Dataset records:
- - - - - - -
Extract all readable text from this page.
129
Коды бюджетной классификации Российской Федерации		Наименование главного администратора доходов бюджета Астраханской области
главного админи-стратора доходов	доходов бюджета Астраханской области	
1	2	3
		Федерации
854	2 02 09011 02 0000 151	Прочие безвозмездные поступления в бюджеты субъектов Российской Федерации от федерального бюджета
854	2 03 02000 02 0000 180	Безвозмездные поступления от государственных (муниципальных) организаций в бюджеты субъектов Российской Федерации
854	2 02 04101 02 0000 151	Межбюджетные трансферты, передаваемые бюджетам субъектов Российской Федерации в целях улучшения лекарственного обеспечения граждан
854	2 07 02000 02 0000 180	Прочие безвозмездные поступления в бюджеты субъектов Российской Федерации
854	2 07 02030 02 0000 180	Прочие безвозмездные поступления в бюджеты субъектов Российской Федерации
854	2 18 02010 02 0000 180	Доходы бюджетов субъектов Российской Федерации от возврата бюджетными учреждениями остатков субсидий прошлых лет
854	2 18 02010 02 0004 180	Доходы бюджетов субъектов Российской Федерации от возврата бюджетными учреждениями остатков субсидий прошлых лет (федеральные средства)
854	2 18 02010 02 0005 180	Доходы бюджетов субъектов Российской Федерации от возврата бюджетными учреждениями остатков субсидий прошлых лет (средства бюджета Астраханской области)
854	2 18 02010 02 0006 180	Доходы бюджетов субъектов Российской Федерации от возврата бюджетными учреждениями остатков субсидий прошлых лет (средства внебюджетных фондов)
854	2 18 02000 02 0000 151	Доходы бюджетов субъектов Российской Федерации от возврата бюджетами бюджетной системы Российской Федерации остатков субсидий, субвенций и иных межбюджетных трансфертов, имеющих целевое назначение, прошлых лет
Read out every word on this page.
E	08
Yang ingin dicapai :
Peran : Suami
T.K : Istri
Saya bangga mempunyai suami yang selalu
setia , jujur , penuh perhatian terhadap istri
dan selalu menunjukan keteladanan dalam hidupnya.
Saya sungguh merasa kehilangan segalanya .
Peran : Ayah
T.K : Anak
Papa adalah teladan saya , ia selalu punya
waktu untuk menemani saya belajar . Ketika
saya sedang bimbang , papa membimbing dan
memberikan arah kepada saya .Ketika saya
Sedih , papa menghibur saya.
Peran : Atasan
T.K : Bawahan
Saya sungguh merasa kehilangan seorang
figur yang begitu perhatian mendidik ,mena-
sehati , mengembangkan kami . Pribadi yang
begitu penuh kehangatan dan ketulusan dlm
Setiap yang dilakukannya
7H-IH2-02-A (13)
- - - - - - -
■ **Written task**:
Above are some records; extract every one of them exactly.

■ **Correct answer**:
Extract all readable text from this page.
129
Коды бюджетной классификации Российской Федерации		Наименование главного администратора доходов бюджета Астраханской области
главного админи-стратора доходов	доходов бюджета Астраханской области	
1	2	3
		Федерации
854	2 02 09011 02 0000 151	Прочие безвозмездные поступления в бюджеты субъектов Российской Федерации от федерального бюджета
854	2 03 02000 02 0000 180	Безвозмездные поступления от государственных (муниципальных) организаций в бюджеты субъектов Российской Федерации
854	2 02 04101 02 0000 151	Межбюджетные трансферты, передаваемые бюджетам субъектов Российской Федерации в целях улучшения лекарственного обеспечения граждан
854	2 07 02000 02 0000 180	Прочие безвозмездные поступления в бюджеты субъектов Российской Федерации
854	2 07 02030 02 0000 180	Прочие безвозмездные поступления в бюджеты субъектов Российской Федерации
854	2 18 02010 02 0000 180	Доходы бюджетов субъектов Российской Федерации от возврата бюджетными учреждениями остатков субсидий прошлых лет
854	2 18 02010 02 0004 180	Доходы бюджетов субъектов Российской Федерации от возврата бюджетными учреждениями остатков субсидий прошлых лет (федеральные средства)
854	2 18 02010 02 0005 180	Доходы бюджетов субъектов Российской Федерации от возврата бюджетными учреждениями остатков субсидий прошлых лет (средства бюджета Астраханской области)
854	2 18 02010 02 0006 180	Доходы бюджетов субъектов Российской Федерации от возврата бюджетными учреждениями остатков субсидий прошлых лет (средства внебюджетных фондов)
854	2 18 02000 02 0000 151	Доходы бюджетов субъектов Российской Федерации от возврата бюджетами бюджетной системы Российской Федерации остатков субсидий, субвенций и иных межбюджетных трансфертов, имеющих целевое назначение, прошлых лет
Read out every word on this page.
E	08
Yang ingin dicapai :
Peran : Suami
T.K : Istri
Saya bangga mempunyai suami yang selalu
setia , jujur , penuh perhatian terhadap istri
dan selalu menunjukan keteladanan dalam hidupnya.
Saya sungguh merasa kehilangan segalanya .
Peran : Ayah
T.K : Anak
Papa adalah teladan saya , ia selalu punya
waktu untuk menemani saya belajar . Ketika
saya sedang bimbang , papa membimbing dan
memberikan arah kepada saya .Ketika saya
Sedih , papa menghibur saya.
Peran : Atasan
T.K : Bawahan
Saya sungguh merasa kehilangan seorang
figur yang begitu perhatian mendidik ,mena-
sehati , mengembangkan kami . Pribadi yang
begitu penuh kehangatan dan ketulusan dlm
Setiap yang dilakukannya
7H-IH2-02-A (13)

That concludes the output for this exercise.